**SET TASK**.
Copy each line of the entries beneath that contains the word "octadecanyl".

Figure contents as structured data
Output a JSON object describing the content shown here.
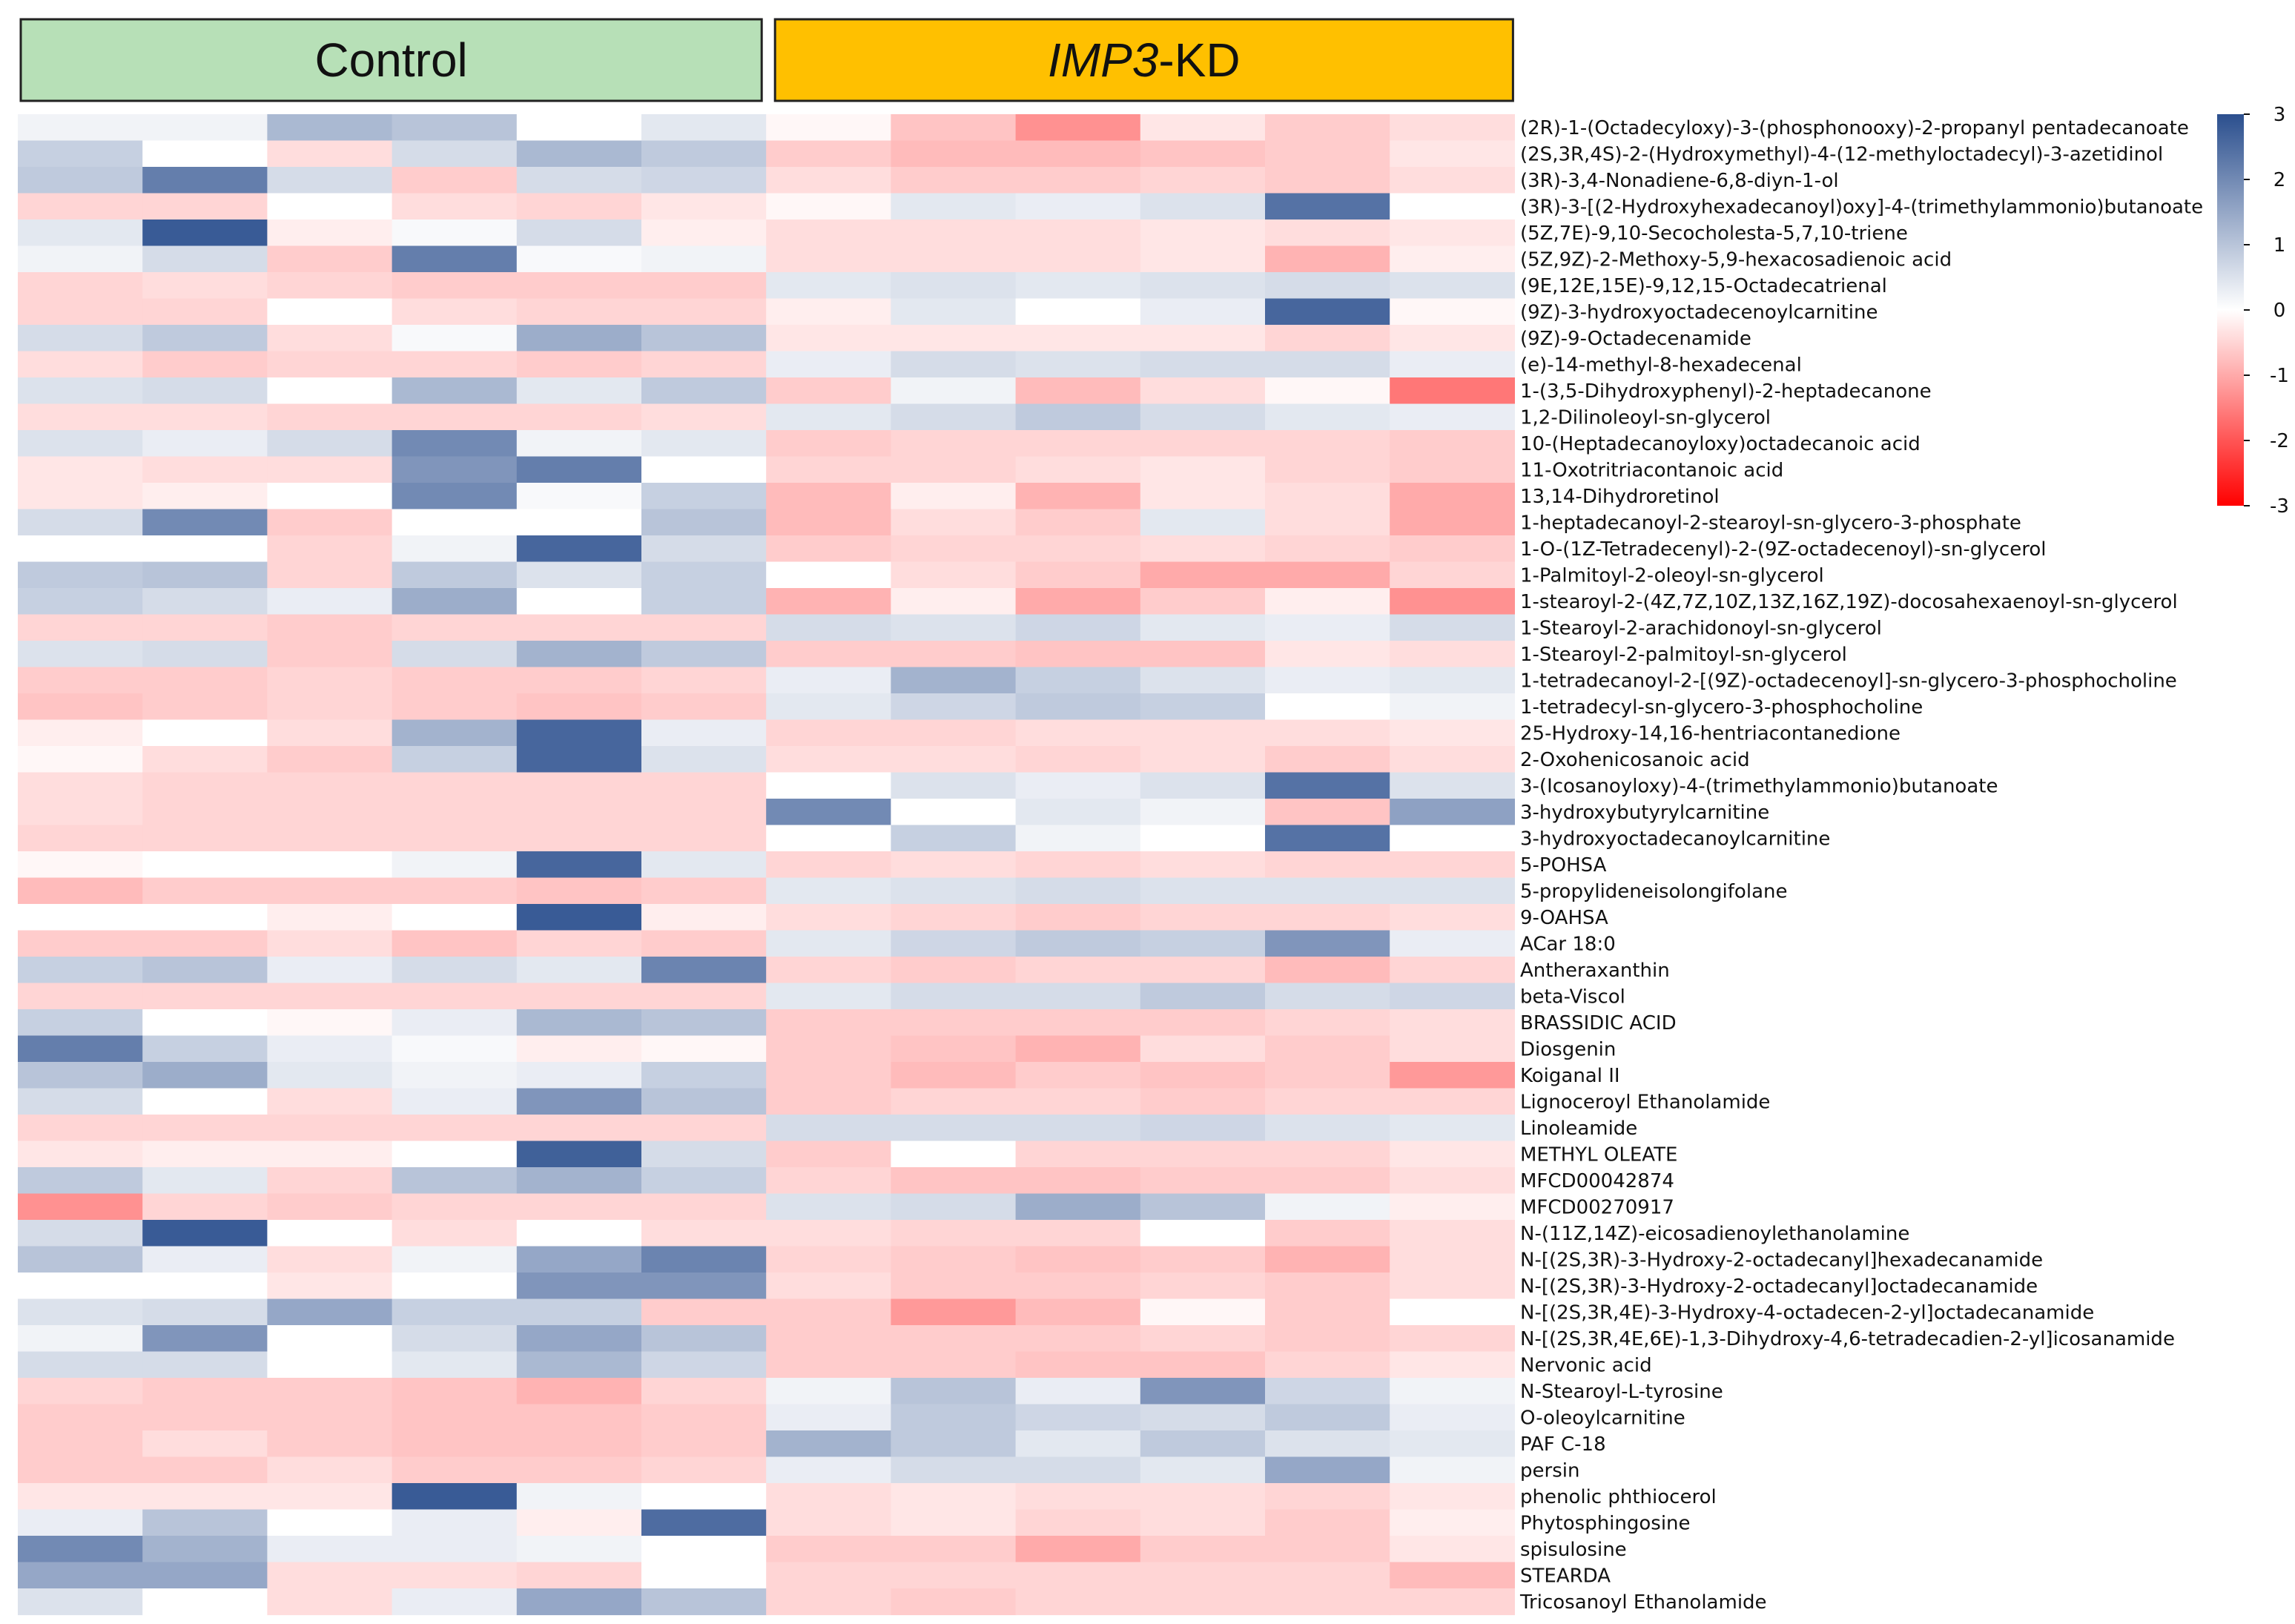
{
  "chart_data": {
    "type": "heatmap",
    "groups": [
      {
        "label_parts": [
          {
            "text": "Control",
            "italic": false
          }
        ],
        "fill": "#b7e0b7",
        "columns": 6
      },
      {
        "label_parts": [
          {
            "text": "IMP3",
            "italic": true
          },
          {
            "text": "-KD",
            "italic": false
          }
        ],
        "fill": "#ffc000",
        "columns": 6
      }
    ],
    "colorscale": {
      "min": -3,
      "max": 3,
      "low": "#ff0000",
      "mid": "#ffffff",
      "high": "#2b4f8e",
      "ticks": [
        "3",
        "2",
        "1",
        "0",
        "-1",
        "-2",
        "-3"
      ]
    },
    "rows": [
      "(2R)-1-(Octadecyloxy)-3-(phosphonooxy)-2-propanyl pentadecanoate",
      "(2S,3R,4S)-2-(Hydroxymethyl)-4-(12-methyloctadecyl)-3-azetidinol",
      "(3R)-3,4-Nonadiene-6,8-diyn-1-ol",
      "(3R)-3-[(2-Hydroxyhexadecanoyl)oxy]-4-(trimethylammonio)butanoate",
      "(5Z,7E)-9,10-Secocholesta-5,7,10-triene",
      "(5Z,9Z)-2-Methoxy-5,9-hexacosadienoic acid",
      "(9E,12E,15E)-9,12,15-Octadecatrienal",
      "(9Z)-3-hydroxyoctadecenoylcarnitine",
      "(9Z)-9-Octadecenamide",
      "(e)-14-methyl-8-hexadecenal",
      "1-(3,5-Dihydroxyphenyl)-2-heptadecanone",
      "1,2-Dilinoleoyl-sn-glycerol",
      "10-(Heptadecanoyloxy)octadecanoic acid",
      "11-Oxotritriacontanoic acid",
      "13,14-Dihydroretinol",
      "1-heptadecanoyl-2-stearoyl-sn-glycero-3-phosphate",
      "1-O-(1Z-Tetradecenyl)-2-(9Z-octadecenoyl)-sn-glycerol",
      "1-Palmitoyl-2-oleoyl-sn-glycerol",
      "1-stearoyl-2-(4Z,7Z,10Z,13Z,16Z,19Z)-docosahexaenoyl-sn-glycerol",
      "1-Stearoyl-2-arachidonoyl-sn-glycerol",
      "1-Stearoyl-2-palmitoyl-sn-glycerol",
      "1-tetradecanoyl-2-[(9Z)-octadecenoyl]-sn-glycero-3-phosphocholine",
      "1-tetradecyl-sn-glycero-3-phosphocholine",
      "25-Hydroxy-14,16-hentriacontanedione",
      "2-Oxohenicosanoic acid",
      "3-(Icosanoyloxy)-4-(trimethylammonio)butanoate",
      "3-hydroxybutyrylcarnitine",
      "3-hydroxyoctadecanoylcarnitine",
      "5-POHSA",
      "5-propylideneisolongifolane",
      "9-OAHSA",
      "ACar 18:0",
      "Antheraxanthin",
      "beta-Viscol",
      "BRASSIDIC ACID",
      "Diosgenin",
      "Koiganal II",
      "Lignoceroyl Ethanolamide",
      "Linoleamide",
      "METHYL OLEATE",
      "MFCD00042874",
      "MFCD00270917",
      "N-(11Z,14Z)-eicosadienoylethanolamine",
      "N-[(2S,3R)-3-Hydroxy-2-octadecanyl]hexadecanamide",
      "N-[(2S,3R)-3-Hydroxy-2-octadecanyl]octadecanamide",
      "N-[(2S,3R,4E)-3-Hydroxy-4-octadecen-2-yl]octadecanamide",
      "N-[(2S,3R,4E,6E)-1,3-Dihydroxy-4,6-tetradecadien-2-yl]icosanamide",
      "Nervonic acid",
      "N-Stearoyl-L-tyrosine",
      "O-oleoylcarnitine",
      "PAF C-18",
      "persin",
      "phenolic phthiocerol",
      "Phytosphingosine",
      "spisulosine",
      "STEARDA",
      "Tricosanoyl Ethanolamide"
    ],
    "values": [
      [
        0.2,
        0.2,
        1.2,
        1.0,
        0.0,
        0.4,
        -0.1,
        -0.7,
        -1.3,
        -0.3,
        -0.6,
        -0.4
      ],
      [
        0.8,
        0.0,
        -0.4,
        0.6,
        1.2,
        0.9,
        -0.6,
        -0.8,
        -0.8,
        -0.7,
        -0.6,
        -0.3
      ],
      [
        0.9,
        2.2,
        0.6,
        -0.6,
        0.6,
        0.7,
        -0.4,
        -0.6,
        -0.6,
        -0.5,
        -0.6,
        -0.4
      ],
      [
        -0.5,
        -0.5,
        0.0,
        -0.4,
        -0.5,
        -0.3,
        -0.1,
        0.4,
        0.3,
        0.5,
        2.4,
        0.0
      ],
      [
        0.4,
        2.8,
        -0.2,
        0.1,
        0.6,
        -0.2,
        -0.4,
        -0.4,
        -0.4,
        -0.3,
        -0.4,
        -0.3
      ],
      [
        0.2,
        0.6,
        -0.6,
        2.2,
        0.1,
        0.2,
        -0.4,
        -0.4,
        -0.4,
        -0.3,
        -0.9,
        -0.2
      ],
      [
        -0.5,
        -0.4,
        -0.5,
        -0.6,
        -0.6,
        -0.6,
        0.4,
        0.5,
        0.4,
        0.5,
        0.6,
        0.5
      ],
      [
        -0.5,
        -0.5,
        0.0,
        -0.4,
        -0.5,
        -0.5,
        -0.2,
        0.4,
        0.0,
        0.3,
        2.6,
        -0.1
      ],
      [
        0.6,
        0.9,
        -0.4,
        0.1,
        1.4,
        1.0,
        -0.3,
        -0.3,
        -0.3,
        -0.3,
        -0.5,
        -0.3
      ],
      [
        -0.4,
        -0.6,
        -0.5,
        -0.5,
        -0.6,
        -0.5,
        0.3,
        0.6,
        0.5,
        0.6,
        0.6,
        0.3
      ],
      [
        0.5,
        0.6,
        0.0,
        1.2,
        0.4,
        0.9,
        -0.6,
        0.2,
        -0.8,
        -0.4,
        -0.1,
        -1.6
      ],
      [
        -0.4,
        -0.4,
        -0.5,
        -0.5,
        -0.5,
        -0.4,
        0.4,
        0.6,
        0.9,
        0.6,
        0.4,
        0.3
      ],
      [
        0.5,
        0.3,
        0.6,
        2.0,
        0.2,
        0.4,
        -0.6,
        -0.5,
        -0.5,
        -0.5,
        -0.5,
        -0.6
      ],
      [
        -0.3,
        -0.4,
        -0.4,
        1.8,
        2.2,
        0.0,
        -0.5,
        -0.5,
        -0.4,
        -0.3,
        -0.5,
        -0.6
      ],
      [
        -0.3,
        -0.2,
        0.0,
        2.0,
        0.1,
        0.8,
        -0.8,
        -0.2,
        -0.9,
        -0.3,
        -0.4,
        -1.0
      ],
      [
        0.6,
        2.0,
        -0.6,
        0.0,
        0.0,
        1.0,
        -0.8,
        -0.4,
        -0.6,
        0.4,
        -0.4,
        -1.0
      ],
      [
        0.0,
        0.0,
        -0.5,
        0.2,
        2.6,
        0.6,
        -0.6,
        -0.5,
        -0.5,
        -0.4,
        -0.5,
        -0.6
      ],
      [
        0.9,
        1.0,
        -0.5,
        0.9,
        0.5,
        0.8,
        0.0,
        -0.4,
        -0.6,
        -1.0,
        -1.0,
        -0.5
      ],
      [
        0.8,
        0.6,
        0.3,
        1.4,
        0.0,
        0.8,
        -0.9,
        -0.2,
        -1.0,
        -0.6,
        -0.2,
        -1.3
      ],
      [
        -0.5,
        -0.5,
        -0.6,
        -0.5,
        -0.5,
        -0.5,
        0.6,
        0.5,
        0.7,
        0.4,
        0.3,
        0.6
      ],
      [
        0.5,
        0.6,
        -0.6,
        0.6,
        1.3,
        0.9,
        -0.6,
        -0.6,
        -0.7,
        -0.7,
        -0.3,
        -0.4
      ],
      [
        -0.6,
        -0.6,
        -0.5,
        -0.6,
        -0.6,
        -0.5,
        0.3,
        1.3,
        0.8,
        0.5,
        0.3,
        0.4
      ],
      [
        -0.7,
        -0.6,
        -0.5,
        -0.6,
        -0.7,
        -0.6,
        0.4,
        0.7,
        0.9,
        0.8,
        0.0,
        0.2
      ],
      [
        -0.2,
        0.0,
        -0.4,
        1.3,
        2.6,
        0.3,
        -0.5,
        -0.5,
        -0.4,
        -0.4,
        -0.4,
        -0.3
      ],
      [
        -0.1,
        -0.4,
        -0.6,
        0.8,
        2.6,
        0.5,
        -0.4,
        -0.4,
        -0.5,
        -0.4,
        -0.6,
        -0.4
      ],
      [
        -0.4,
        -0.5,
        -0.5,
        -0.5,
        -0.5,
        -0.5,
        0.0,
        0.5,
        0.3,
        0.5,
        2.4,
        0.5
      ],
      [
        -0.4,
        -0.5,
        -0.5,
        -0.5,
        -0.5,
        -0.5,
        2.0,
        0.0,
        0.4,
        0.2,
        -0.7,
        1.6
      ],
      [
        -0.5,
        -0.5,
        -0.5,
        -0.5,
        -0.5,
        -0.5,
        0.0,
        0.8,
        0.2,
        0.0,
        2.4,
        0.0
      ],
      [
        -0.1,
        0.0,
        0.0,
        0.2,
        2.6,
        0.4,
        -0.5,
        -0.4,
        -0.5,
        -0.4,
        -0.5,
        -0.5
      ],
      [
        -0.8,
        -0.6,
        -0.6,
        -0.6,
        -0.7,
        -0.6,
        0.4,
        0.5,
        0.6,
        0.5,
        0.5,
        0.5
      ],
      [
        0.0,
        0.0,
        -0.2,
        0.0,
        2.8,
        -0.2,
        -0.4,
        -0.5,
        -0.6,
        -0.5,
        -0.5,
        -0.4
      ],
      [
        -0.6,
        -0.6,
        -0.4,
        -0.7,
        -0.5,
        -0.6,
        0.4,
        0.7,
        0.9,
        0.8,
        1.8,
        0.3
      ],
      [
        0.8,
        1.0,
        0.3,
        0.6,
        0.4,
        2.1,
        -0.5,
        -0.6,
        -0.5,
        -0.5,
        -0.8,
        -0.5
      ],
      [
        -0.5,
        -0.5,
        -0.5,
        -0.5,
        -0.5,
        -0.5,
        0.4,
        0.6,
        0.6,
        0.9,
        0.6,
        0.7
      ],
      [
        0.8,
        0.0,
        -0.1,
        0.3,
        1.2,
        1.0,
        -0.6,
        -0.6,
        -0.6,
        -0.6,
        -0.5,
        -0.4
      ],
      [
        2.2,
        0.8,
        0.3,
        0.1,
        -0.2,
        -0.1,
        -0.6,
        -0.7,
        -0.9,
        -0.4,
        -0.6,
        -0.4
      ],
      [
        1.0,
        1.4,
        0.4,
        0.2,
        0.3,
        0.8,
        -0.6,
        -0.8,
        -0.6,
        -0.7,
        -0.6,
        -1.2
      ],
      [
        0.6,
        0.0,
        -0.4,
        0.3,
        1.8,
        1.0,
        -0.6,
        -0.5,
        -0.5,
        -0.6,
        -0.5,
        -0.5
      ],
      [
        -0.5,
        -0.5,
        -0.5,
        -0.5,
        -0.5,
        -0.5,
        0.6,
        0.6,
        0.6,
        0.7,
        0.5,
        0.4
      ],
      [
        -0.3,
        -0.2,
        -0.2,
        0.0,
        2.7,
        0.6,
        -0.6,
        0.0,
        -0.5,
        -0.5,
        -0.5,
        -0.3
      ],
      [
        0.9,
        0.4,
        -0.5,
        1.0,
        1.3,
        0.8,
        -0.5,
        -0.7,
        -0.7,
        -0.6,
        -0.6,
        -0.4
      ],
      [
        -1.3,
        -0.5,
        -0.6,
        -0.5,
        -0.5,
        -0.5,
        0.5,
        0.6,
        1.4,
        1.0,
        0.2,
        -0.2
      ],
      [
        0.6,
        2.8,
        0.0,
        -0.4,
        0.0,
        -0.4,
        -0.4,
        -0.5,
        -0.5,
        0.0,
        -0.6,
        -0.4
      ],
      [
        1.0,
        0.3,
        -0.4,
        0.2,
        1.5,
        2.1,
        -0.5,
        -0.6,
        -0.7,
        -0.6,
        -0.9,
        -0.4
      ],
      [
        0.0,
        0.0,
        -0.3,
        0.0,
        1.8,
        1.8,
        -0.4,
        -0.6,
        -0.6,
        -0.5,
        -0.6,
        -0.4
      ],
      [
        0.5,
        0.6,
        1.5,
        0.8,
        0.8,
        -0.6,
        -0.6,
        -1.2,
        -0.8,
        -0.1,
        -0.6,
        0.0
      ],
      [
        0.2,
        1.8,
        0.0,
        0.6,
        1.5,
        1.0,
        -0.6,
        -0.6,
        -0.6,
        -0.5,
        -0.6,
        -0.5
      ],
      [
        0.6,
        0.6,
        0.0,
        0.4,
        1.2,
        0.7,
        -0.6,
        -0.6,
        -0.7,
        -0.7,
        -0.5,
        -0.3
      ],
      [
        -0.5,
        -0.6,
        -0.6,
        -0.7,
        -0.9,
        -0.5,
        0.2,
        1.0,
        0.3,
        1.8,
        0.7,
        0.2
      ],
      [
        -0.6,
        -0.6,
        -0.6,
        -0.7,
        -0.7,
        -0.6,
        0.3,
        0.9,
        0.7,
        0.6,
        0.9,
        0.3
      ],
      [
        -0.6,
        -0.4,
        -0.6,
        -0.7,
        -0.7,
        -0.6,
        1.3,
        0.9,
        0.4,
        0.9,
        0.5,
        0.4
      ],
      [
        -0.6,
        -0.6,
        -0.4,
        -0.6,
        -0.6,
        -0.5,
        0.3,
        0.6,
        0.6,
        0.4,
        1.5,
        0.2
      ],
      [
        -0.3,
        -0.3,
        -0.3,
        2.8,
        0.2,
        0.0,
        -0.4,
        -0.3,
        -0.4,
        -0.4,
        -0.5,
        -0.3
      ],
      [
        0.3,
        1.0,
        0.0,
        0.3,
        -0.2,
        2.5,
        -0.4,
        -0.3,
        -0.5,
        -0.4,
        -0.6,
        -0.2
      ],
      [
        2.0,
        1.3,
        0.3,
        0.3,
        0.2,
        0.0,
        -0.6,
        -0.6,
        -1.0,
        -0.6,
        -0.6,
        -0.3
      ],
      [
        1.5,
        1.5,
        -0.4,
        -0.4,
        -0.5,
        0.0,
        -0.5,
        -0.5,
        -0.5,
        -0.5,
        -0.5,
        -0.8
      ],
      [
        0.5,
        0.0,
        -0.4,
        0.3,
        1.5,
        1.0,
        -0.5,
        -0.6,
        -0.5,
        -0.5,
        -0.5,
        -0.5
      ]
    ]
  }
}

**TASK RESULT**.
      "N-[(2S,3R)-3-Hydroxy-2-octadecanyl]hexadecanamide",
      "N-[(2S,3R)-3-Hydroxy-2-octadecanyl]octadecanamide",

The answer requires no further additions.